>> start DATASET ENTRIES

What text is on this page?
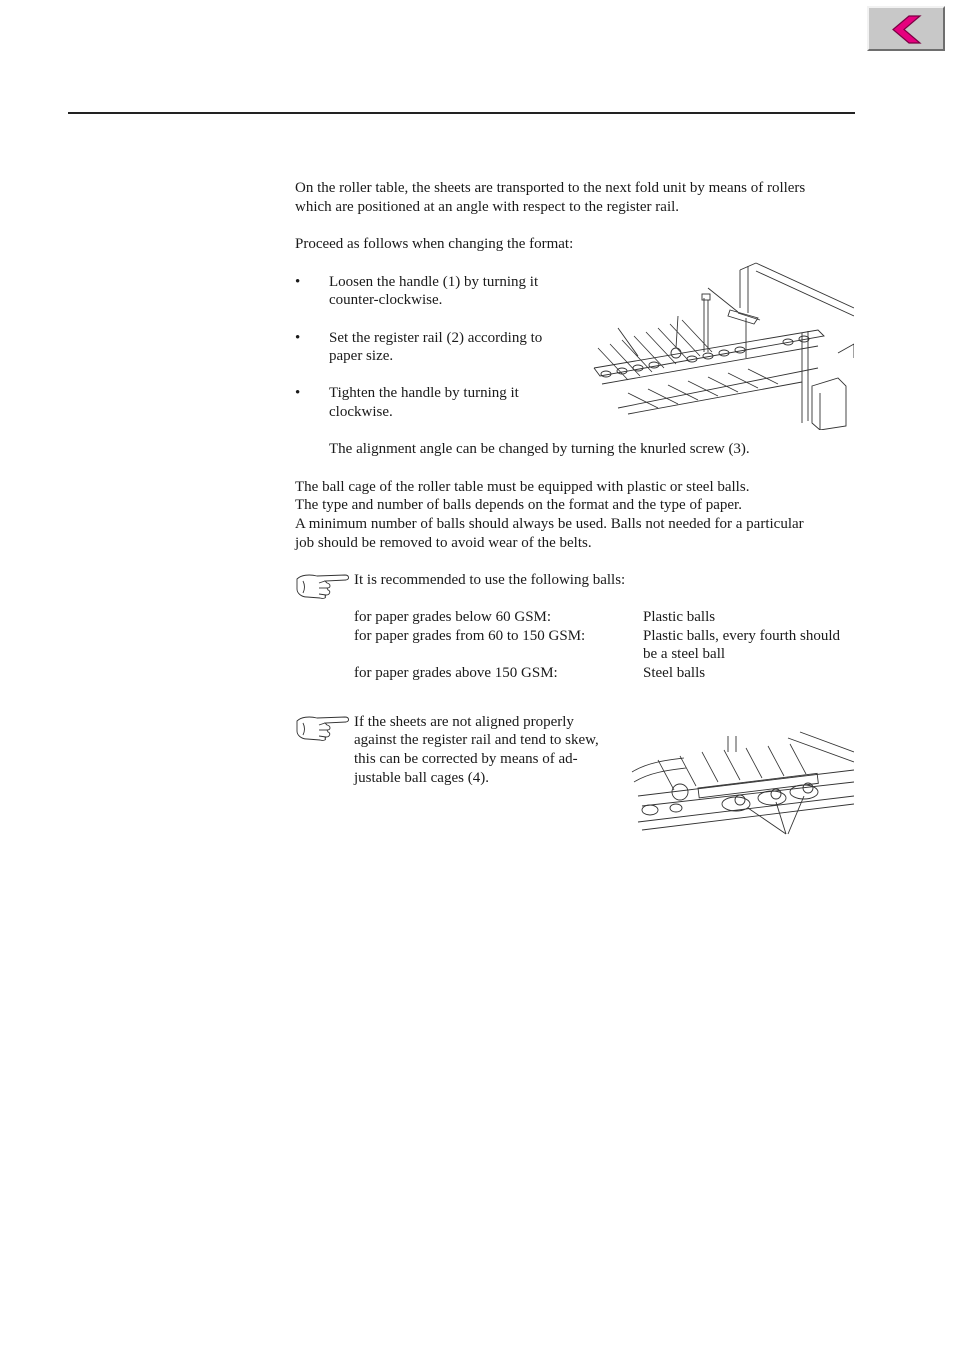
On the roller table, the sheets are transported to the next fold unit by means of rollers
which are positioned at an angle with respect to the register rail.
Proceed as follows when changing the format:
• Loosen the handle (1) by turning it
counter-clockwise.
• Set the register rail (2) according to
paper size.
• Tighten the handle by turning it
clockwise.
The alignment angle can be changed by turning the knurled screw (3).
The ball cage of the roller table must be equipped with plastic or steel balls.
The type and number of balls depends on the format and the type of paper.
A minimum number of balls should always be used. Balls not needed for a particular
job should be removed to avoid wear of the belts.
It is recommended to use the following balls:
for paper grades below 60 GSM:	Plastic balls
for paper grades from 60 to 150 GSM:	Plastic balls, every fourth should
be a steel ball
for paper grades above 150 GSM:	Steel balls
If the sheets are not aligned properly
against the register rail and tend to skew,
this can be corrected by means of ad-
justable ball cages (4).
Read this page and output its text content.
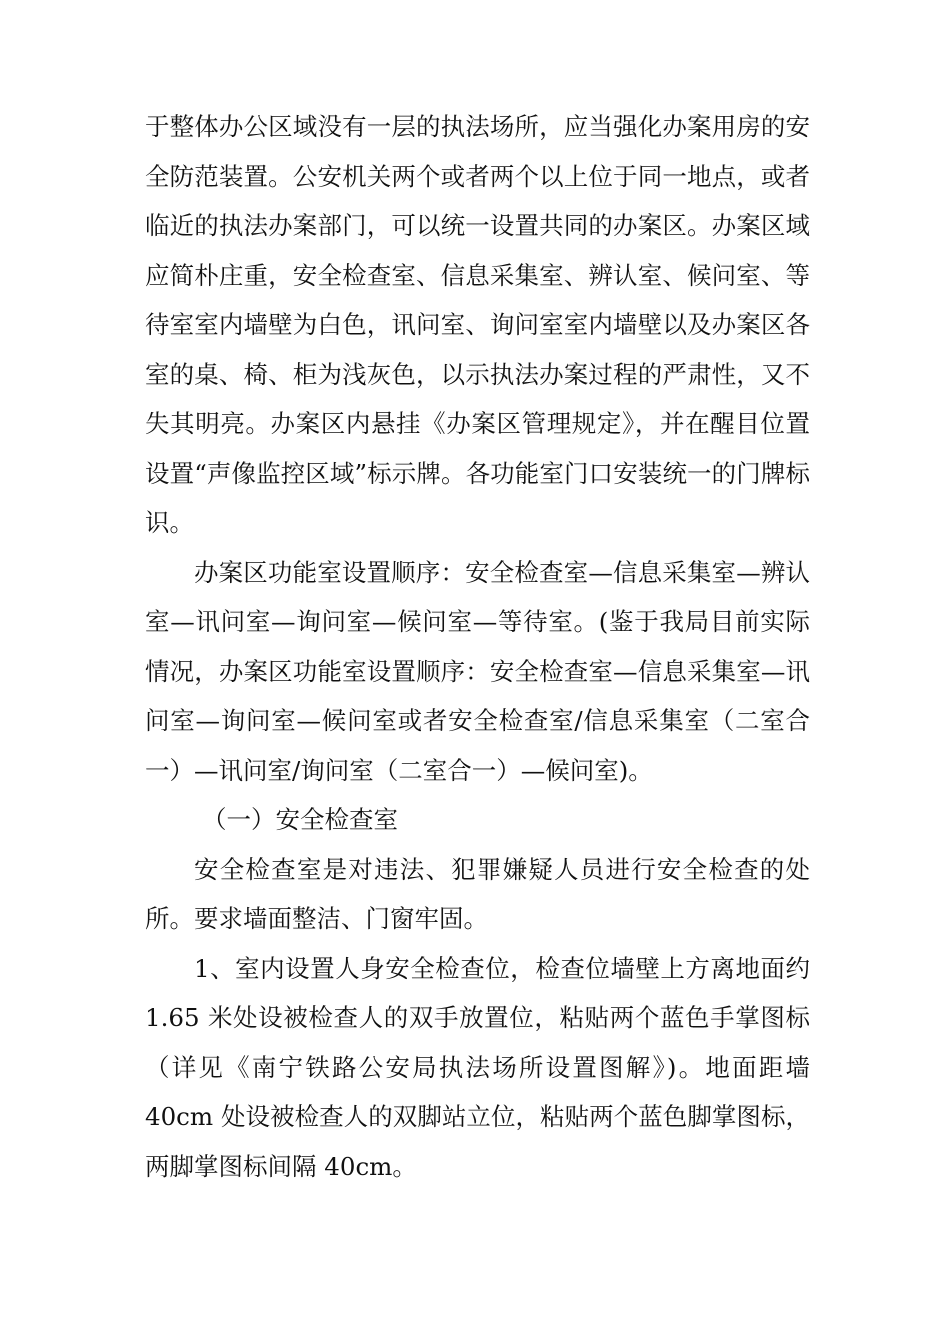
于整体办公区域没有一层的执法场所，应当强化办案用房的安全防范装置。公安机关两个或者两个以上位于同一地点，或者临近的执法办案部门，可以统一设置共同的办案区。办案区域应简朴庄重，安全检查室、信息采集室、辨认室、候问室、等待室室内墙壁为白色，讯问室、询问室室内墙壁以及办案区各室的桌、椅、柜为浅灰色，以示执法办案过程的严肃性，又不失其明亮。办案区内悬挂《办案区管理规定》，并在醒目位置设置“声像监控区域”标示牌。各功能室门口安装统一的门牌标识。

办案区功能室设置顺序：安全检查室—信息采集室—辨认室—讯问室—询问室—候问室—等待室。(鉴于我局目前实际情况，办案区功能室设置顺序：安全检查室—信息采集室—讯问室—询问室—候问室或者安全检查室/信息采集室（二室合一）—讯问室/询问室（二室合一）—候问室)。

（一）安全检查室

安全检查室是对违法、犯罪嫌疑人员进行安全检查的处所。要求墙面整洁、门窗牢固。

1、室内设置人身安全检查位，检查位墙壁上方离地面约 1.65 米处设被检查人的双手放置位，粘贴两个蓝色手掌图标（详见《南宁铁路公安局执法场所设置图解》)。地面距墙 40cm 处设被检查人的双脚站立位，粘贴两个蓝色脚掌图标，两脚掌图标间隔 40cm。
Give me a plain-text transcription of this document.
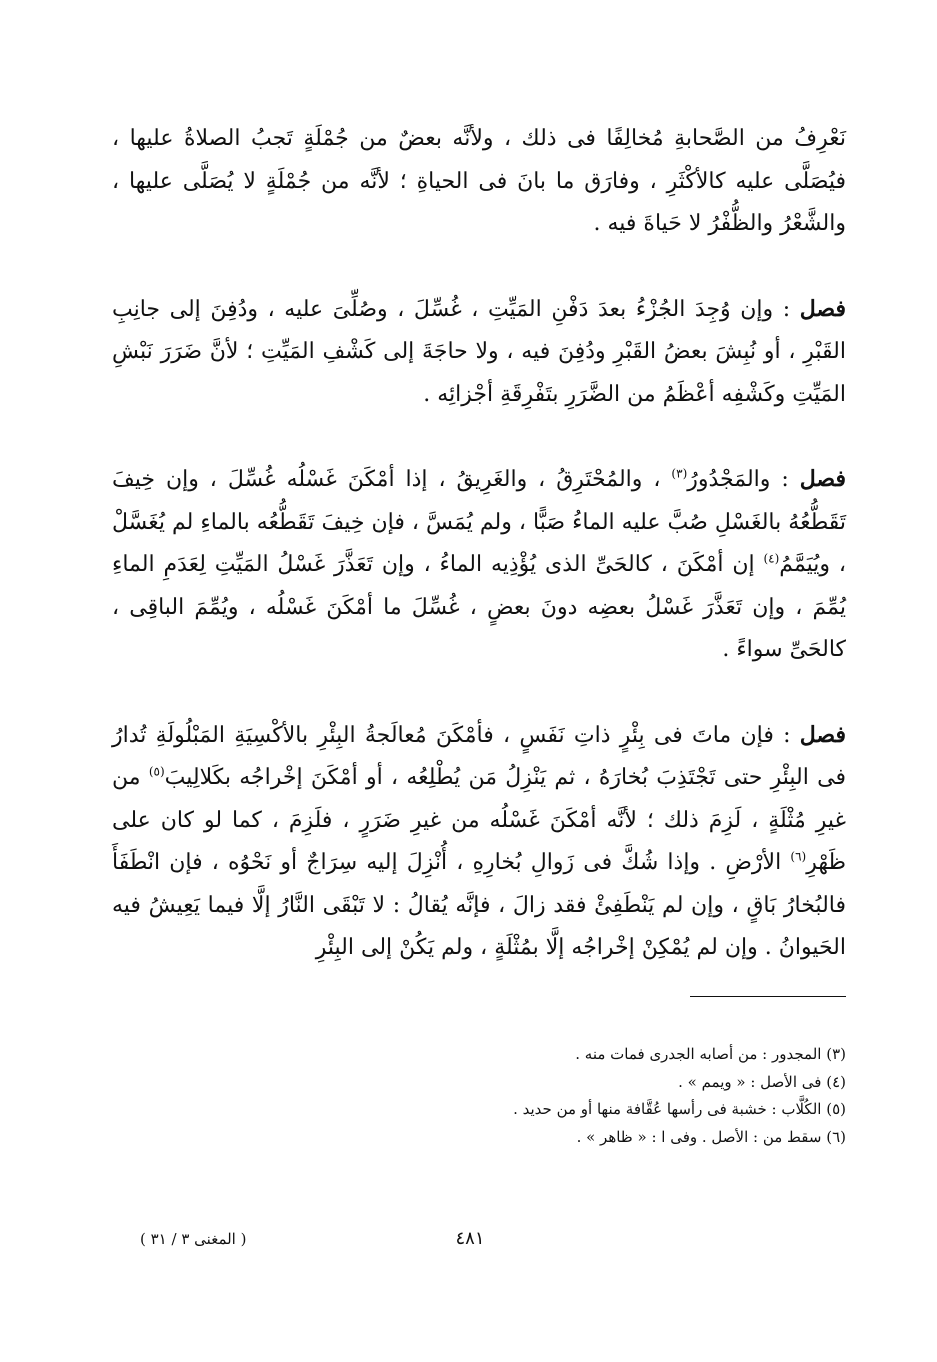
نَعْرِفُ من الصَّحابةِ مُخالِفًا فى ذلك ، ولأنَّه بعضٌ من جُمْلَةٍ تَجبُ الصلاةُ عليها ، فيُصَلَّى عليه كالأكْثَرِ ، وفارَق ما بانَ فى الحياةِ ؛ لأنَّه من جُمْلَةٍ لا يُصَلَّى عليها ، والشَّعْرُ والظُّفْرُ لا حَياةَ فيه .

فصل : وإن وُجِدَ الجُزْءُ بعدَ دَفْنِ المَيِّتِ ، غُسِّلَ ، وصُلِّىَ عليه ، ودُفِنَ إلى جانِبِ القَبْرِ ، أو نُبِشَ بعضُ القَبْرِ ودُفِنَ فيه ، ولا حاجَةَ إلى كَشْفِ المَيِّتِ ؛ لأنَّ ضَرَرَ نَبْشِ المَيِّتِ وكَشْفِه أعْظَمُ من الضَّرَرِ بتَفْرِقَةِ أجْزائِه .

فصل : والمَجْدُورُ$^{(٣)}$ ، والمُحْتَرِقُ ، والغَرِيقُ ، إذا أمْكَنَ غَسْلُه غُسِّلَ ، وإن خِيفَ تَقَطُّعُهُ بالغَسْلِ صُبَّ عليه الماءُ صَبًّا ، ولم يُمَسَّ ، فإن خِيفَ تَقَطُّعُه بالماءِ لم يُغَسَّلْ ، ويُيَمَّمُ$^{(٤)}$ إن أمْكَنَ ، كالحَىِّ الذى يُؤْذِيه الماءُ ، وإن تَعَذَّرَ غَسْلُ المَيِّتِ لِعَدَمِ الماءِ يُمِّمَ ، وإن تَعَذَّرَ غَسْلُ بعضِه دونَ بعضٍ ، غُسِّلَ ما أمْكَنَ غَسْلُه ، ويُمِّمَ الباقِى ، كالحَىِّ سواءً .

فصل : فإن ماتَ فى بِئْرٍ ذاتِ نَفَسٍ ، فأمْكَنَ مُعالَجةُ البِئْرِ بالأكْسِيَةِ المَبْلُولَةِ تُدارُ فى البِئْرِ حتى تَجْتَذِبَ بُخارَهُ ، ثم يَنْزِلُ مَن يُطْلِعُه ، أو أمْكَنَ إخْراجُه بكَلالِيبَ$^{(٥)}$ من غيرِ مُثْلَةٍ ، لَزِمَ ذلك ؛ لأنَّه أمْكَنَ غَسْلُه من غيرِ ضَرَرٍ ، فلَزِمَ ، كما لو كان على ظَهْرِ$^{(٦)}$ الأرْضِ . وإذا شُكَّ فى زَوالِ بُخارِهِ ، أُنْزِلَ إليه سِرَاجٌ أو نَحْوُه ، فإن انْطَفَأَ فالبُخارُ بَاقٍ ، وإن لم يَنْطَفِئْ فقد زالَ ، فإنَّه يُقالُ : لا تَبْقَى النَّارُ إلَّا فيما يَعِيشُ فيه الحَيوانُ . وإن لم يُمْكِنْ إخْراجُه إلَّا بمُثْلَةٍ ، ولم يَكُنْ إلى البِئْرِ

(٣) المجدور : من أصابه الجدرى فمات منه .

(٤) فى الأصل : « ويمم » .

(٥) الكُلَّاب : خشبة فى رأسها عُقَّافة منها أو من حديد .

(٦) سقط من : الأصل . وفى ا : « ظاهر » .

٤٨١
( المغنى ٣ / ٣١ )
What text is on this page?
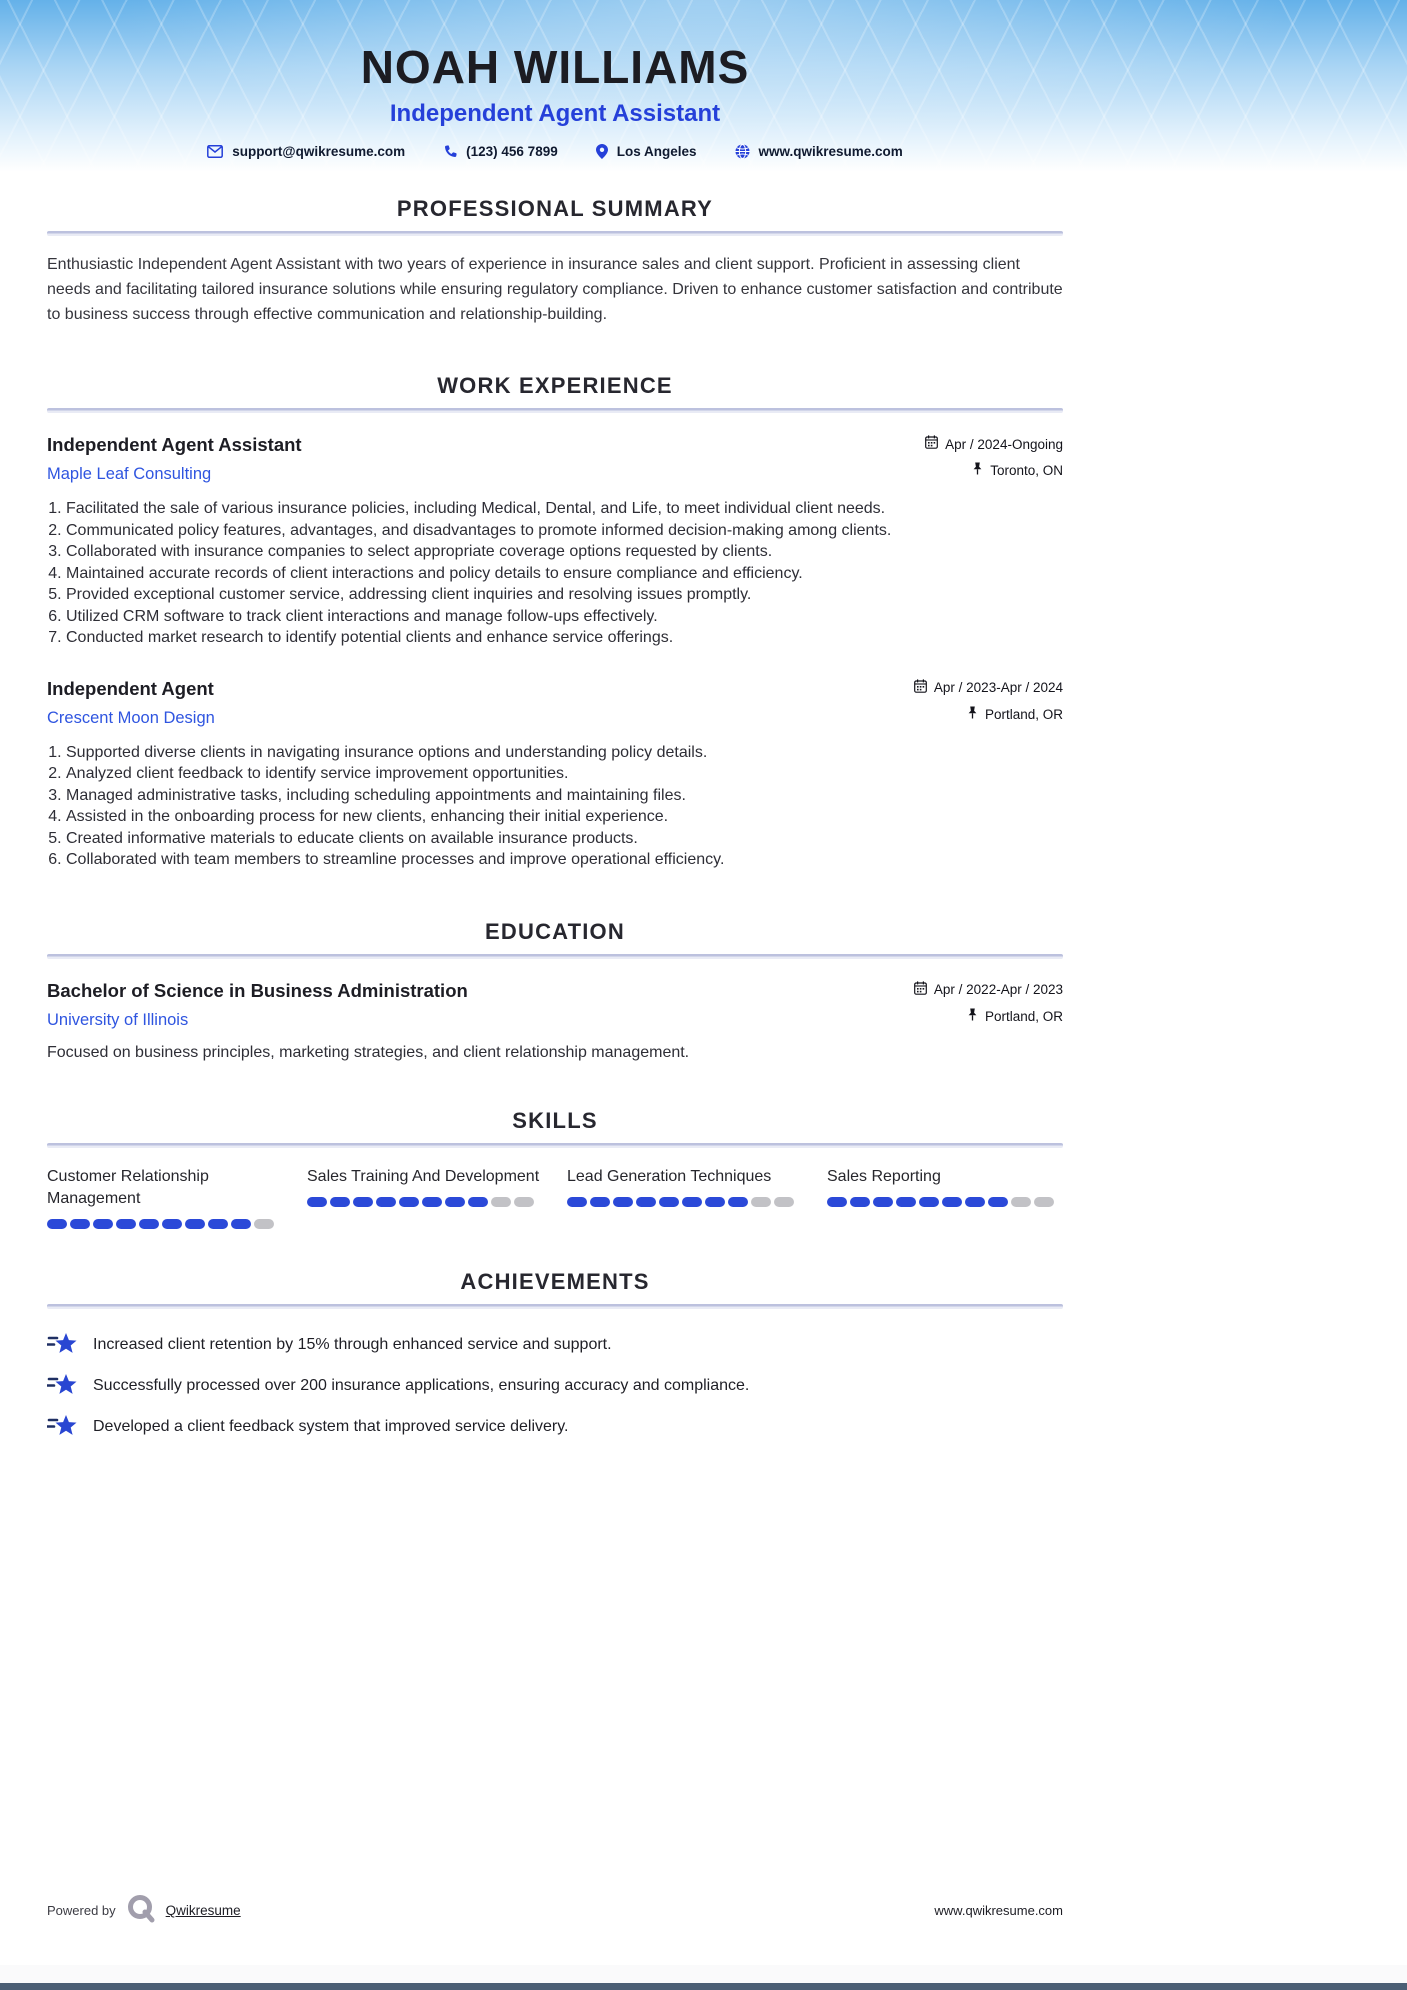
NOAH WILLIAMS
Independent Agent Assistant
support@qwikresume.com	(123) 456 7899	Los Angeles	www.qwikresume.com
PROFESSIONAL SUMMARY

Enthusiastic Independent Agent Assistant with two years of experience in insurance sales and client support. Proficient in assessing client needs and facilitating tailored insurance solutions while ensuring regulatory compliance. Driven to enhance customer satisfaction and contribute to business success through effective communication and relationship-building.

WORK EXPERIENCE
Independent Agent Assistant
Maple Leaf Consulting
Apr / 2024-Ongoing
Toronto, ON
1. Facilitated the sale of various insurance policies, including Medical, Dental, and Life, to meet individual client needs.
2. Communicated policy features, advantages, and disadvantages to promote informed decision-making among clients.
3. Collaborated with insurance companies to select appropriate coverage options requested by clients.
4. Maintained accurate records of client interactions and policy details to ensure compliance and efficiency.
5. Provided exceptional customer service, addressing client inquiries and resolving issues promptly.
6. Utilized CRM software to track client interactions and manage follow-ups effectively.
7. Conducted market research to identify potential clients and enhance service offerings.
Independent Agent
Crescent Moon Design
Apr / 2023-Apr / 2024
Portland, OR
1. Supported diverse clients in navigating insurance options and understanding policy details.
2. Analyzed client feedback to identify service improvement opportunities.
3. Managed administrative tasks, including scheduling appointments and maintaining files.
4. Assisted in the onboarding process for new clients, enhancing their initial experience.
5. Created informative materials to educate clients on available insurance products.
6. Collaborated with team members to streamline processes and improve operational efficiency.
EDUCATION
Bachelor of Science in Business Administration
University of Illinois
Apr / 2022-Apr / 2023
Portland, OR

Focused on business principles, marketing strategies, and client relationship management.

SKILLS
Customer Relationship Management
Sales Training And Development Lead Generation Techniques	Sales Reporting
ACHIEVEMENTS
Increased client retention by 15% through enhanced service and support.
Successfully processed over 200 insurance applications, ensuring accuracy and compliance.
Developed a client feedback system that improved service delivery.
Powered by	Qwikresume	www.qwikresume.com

>> end DATASET ENTRIES

WRITTEN PROBLEM:
Identify the lines that hold the word "Collaborated". Copy every one of them.

EXERCISE RESULT:
3. Collaborated with insurance companies to select appropriate coverage options requested by clients.
6. Collaborated with team members to streamline processes and improve operational efficiency.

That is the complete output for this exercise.